ENTRIES PROVIDED:
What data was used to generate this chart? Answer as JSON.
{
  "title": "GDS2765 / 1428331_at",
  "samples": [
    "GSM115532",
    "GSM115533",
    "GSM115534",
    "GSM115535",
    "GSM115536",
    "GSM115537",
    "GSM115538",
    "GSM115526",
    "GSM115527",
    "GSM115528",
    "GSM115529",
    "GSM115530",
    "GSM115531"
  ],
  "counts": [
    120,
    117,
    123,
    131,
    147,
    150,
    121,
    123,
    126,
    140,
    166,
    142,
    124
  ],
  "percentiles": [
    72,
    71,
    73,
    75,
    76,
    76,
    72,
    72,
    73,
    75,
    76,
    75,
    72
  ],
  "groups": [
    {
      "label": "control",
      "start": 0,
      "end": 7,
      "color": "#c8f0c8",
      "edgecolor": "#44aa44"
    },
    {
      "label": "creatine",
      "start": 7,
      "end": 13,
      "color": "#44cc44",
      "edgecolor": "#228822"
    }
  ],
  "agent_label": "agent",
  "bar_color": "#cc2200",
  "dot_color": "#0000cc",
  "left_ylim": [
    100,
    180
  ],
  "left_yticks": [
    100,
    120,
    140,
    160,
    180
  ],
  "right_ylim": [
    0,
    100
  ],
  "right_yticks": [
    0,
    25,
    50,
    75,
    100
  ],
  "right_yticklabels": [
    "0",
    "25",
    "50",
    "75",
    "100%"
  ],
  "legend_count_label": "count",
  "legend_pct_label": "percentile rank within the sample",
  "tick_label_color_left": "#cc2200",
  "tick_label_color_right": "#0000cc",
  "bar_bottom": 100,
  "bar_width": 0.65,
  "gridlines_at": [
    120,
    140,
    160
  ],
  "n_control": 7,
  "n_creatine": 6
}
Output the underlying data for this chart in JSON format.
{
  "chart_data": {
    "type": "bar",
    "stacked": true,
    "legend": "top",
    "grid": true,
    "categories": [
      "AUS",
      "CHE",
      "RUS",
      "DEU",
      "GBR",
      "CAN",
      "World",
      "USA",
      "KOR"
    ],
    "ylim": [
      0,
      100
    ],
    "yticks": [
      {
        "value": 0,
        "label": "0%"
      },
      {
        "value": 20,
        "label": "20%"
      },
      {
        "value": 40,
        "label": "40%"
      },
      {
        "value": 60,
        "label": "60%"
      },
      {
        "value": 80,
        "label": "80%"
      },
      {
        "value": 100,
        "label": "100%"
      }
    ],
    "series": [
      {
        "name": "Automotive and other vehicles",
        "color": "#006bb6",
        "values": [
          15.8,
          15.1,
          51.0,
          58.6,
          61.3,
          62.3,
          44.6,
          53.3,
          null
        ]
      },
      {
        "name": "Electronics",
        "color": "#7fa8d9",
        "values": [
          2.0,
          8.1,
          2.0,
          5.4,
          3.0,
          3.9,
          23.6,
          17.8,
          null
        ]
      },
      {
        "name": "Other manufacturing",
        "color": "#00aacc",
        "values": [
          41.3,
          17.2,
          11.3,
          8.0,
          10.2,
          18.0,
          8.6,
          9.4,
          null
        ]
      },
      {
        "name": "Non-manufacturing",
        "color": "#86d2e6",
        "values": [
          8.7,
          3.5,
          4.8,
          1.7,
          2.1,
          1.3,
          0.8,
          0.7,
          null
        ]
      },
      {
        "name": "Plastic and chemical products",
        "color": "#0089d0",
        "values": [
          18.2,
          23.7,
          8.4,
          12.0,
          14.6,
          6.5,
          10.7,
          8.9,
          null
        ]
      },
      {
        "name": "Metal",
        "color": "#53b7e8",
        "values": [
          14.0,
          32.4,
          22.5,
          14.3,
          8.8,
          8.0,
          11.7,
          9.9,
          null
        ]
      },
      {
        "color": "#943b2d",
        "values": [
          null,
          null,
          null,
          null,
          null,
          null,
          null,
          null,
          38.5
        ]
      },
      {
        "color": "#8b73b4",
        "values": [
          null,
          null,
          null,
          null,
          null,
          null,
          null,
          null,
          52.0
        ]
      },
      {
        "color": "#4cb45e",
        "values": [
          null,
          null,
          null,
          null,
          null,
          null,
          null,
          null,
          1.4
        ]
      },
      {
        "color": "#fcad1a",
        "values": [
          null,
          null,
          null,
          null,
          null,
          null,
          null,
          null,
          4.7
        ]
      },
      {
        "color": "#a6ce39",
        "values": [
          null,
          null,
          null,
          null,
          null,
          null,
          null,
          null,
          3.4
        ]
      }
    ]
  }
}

PROBLEM:
Count how many lines in the data contain the word "this", giving the number without comment.

THE RESPONSE:
2